## REQUIREMENT
Copy every line in which the string "ничего" occurs.

## GIVEN RECORDS
-=-=-=-=-

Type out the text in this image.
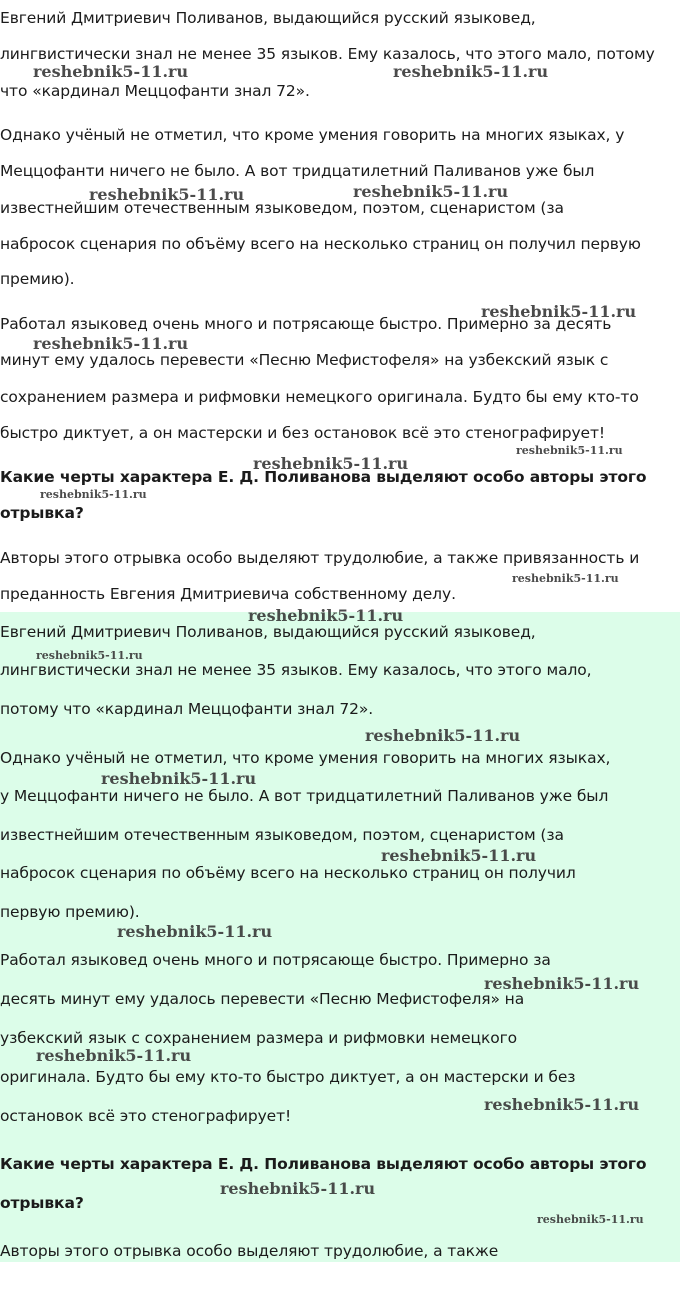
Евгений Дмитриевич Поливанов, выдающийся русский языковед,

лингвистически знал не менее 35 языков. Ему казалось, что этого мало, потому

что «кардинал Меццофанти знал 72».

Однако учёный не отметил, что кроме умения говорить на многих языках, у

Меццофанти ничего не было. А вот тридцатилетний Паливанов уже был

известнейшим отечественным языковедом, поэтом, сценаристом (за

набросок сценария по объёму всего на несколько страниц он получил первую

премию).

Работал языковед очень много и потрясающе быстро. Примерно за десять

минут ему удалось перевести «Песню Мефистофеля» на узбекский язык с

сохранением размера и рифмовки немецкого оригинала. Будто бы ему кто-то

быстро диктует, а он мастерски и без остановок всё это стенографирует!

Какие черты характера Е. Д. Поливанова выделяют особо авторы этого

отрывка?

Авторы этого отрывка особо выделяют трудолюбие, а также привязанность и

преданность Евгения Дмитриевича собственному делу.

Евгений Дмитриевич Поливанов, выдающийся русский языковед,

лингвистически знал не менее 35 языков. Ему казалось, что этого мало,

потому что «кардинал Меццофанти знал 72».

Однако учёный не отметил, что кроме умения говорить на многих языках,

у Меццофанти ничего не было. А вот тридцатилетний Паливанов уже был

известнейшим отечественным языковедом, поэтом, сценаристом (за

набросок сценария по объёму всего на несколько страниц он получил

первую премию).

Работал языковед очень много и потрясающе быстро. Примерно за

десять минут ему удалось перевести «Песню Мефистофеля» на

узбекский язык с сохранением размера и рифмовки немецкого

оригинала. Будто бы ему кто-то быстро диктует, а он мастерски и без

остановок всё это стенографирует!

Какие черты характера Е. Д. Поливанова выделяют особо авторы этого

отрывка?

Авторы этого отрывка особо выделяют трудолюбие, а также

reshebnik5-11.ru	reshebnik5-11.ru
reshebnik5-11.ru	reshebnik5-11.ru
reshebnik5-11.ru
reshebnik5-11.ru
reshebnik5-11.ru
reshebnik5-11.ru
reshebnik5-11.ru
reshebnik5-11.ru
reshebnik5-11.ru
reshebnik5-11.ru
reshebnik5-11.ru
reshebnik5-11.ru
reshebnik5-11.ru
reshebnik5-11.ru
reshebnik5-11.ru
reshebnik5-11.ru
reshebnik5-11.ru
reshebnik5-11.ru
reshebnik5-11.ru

-=-=-=-=-

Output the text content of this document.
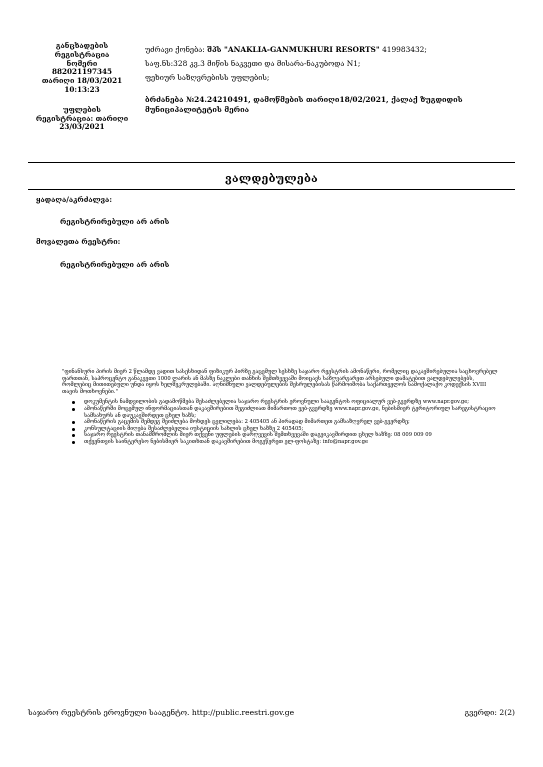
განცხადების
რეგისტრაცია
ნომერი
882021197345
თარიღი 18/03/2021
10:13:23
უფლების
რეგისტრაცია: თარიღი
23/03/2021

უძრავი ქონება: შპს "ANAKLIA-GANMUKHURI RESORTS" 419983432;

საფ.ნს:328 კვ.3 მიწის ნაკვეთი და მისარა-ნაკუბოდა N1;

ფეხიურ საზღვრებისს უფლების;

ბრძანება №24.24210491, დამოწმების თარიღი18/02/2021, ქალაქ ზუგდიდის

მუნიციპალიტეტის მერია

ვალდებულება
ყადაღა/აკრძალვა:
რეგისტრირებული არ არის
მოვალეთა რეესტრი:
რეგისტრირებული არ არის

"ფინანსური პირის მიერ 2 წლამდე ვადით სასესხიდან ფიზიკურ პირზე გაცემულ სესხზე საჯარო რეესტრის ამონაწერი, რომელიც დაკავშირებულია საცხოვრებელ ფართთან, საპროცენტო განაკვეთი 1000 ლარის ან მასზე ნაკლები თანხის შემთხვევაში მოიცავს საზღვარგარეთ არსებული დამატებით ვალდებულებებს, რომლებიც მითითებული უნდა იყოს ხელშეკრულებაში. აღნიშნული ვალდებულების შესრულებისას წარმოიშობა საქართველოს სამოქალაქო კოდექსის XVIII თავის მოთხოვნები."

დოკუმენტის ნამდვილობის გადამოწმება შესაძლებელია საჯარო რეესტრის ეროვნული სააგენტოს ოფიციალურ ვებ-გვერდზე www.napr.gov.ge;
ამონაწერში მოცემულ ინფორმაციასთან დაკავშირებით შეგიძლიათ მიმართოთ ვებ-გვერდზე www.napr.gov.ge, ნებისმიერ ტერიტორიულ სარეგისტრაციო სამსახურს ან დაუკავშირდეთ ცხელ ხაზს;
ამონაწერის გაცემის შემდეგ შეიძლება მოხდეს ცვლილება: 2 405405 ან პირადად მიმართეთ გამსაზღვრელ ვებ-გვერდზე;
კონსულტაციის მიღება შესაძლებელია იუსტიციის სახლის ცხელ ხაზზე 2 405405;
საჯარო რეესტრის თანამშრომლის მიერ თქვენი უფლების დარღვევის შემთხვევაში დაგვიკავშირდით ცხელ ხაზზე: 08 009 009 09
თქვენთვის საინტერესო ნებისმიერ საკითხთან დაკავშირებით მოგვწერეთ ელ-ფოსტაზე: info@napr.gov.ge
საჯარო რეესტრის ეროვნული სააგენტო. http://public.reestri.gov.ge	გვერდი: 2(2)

-=-=-=-=-

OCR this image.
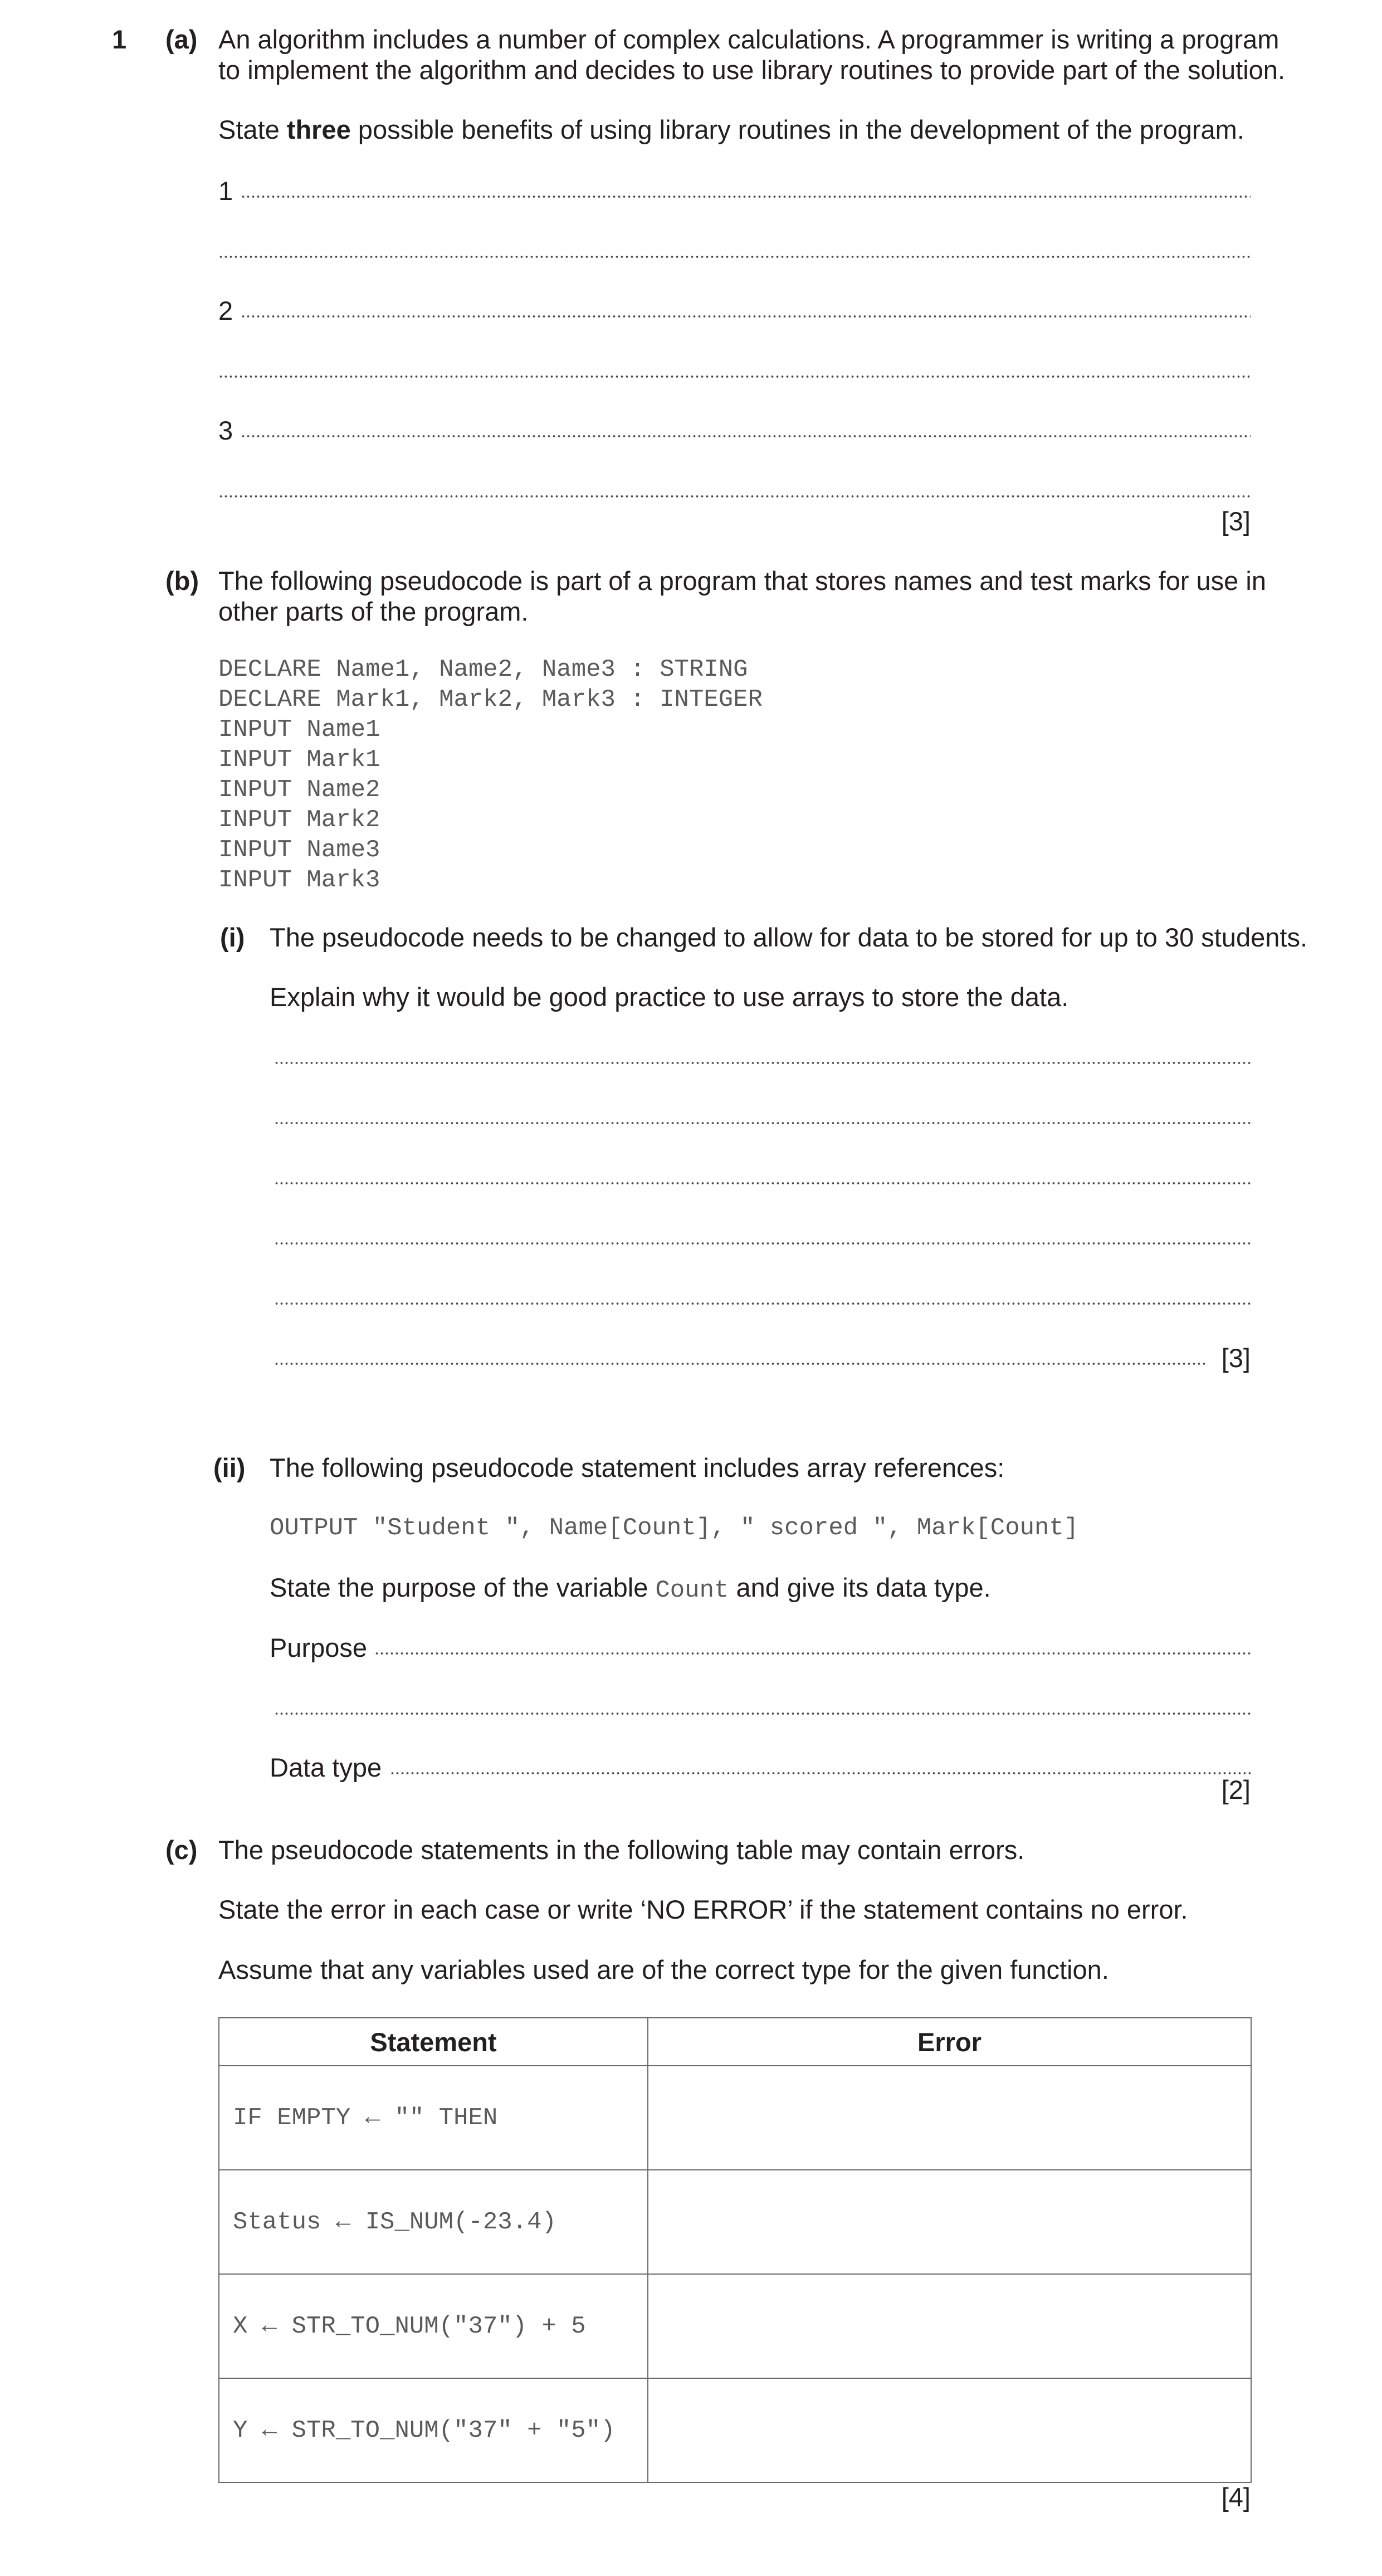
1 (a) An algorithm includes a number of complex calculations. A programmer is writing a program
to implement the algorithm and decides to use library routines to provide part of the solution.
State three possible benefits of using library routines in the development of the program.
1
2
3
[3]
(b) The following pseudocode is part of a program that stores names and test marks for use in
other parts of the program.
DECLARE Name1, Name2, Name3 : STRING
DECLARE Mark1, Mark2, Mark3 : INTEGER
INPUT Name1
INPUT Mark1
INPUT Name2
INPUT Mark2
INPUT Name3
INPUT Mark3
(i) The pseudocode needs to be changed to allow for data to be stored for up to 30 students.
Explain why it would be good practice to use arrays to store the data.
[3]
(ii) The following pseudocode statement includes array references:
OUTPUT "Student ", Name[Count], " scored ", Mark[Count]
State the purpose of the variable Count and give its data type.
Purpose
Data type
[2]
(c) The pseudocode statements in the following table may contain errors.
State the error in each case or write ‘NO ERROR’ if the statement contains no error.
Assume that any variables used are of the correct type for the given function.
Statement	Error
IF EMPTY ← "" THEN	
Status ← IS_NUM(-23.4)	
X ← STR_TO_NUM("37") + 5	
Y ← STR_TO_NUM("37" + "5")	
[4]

-=-=-=-=-

## SOLUTION
Меццофанти ничего не было. А вот тридцатилетний Паливанов уже был
у Меццофанти ничего не было. А вот тридцатилетний Паливанов уже был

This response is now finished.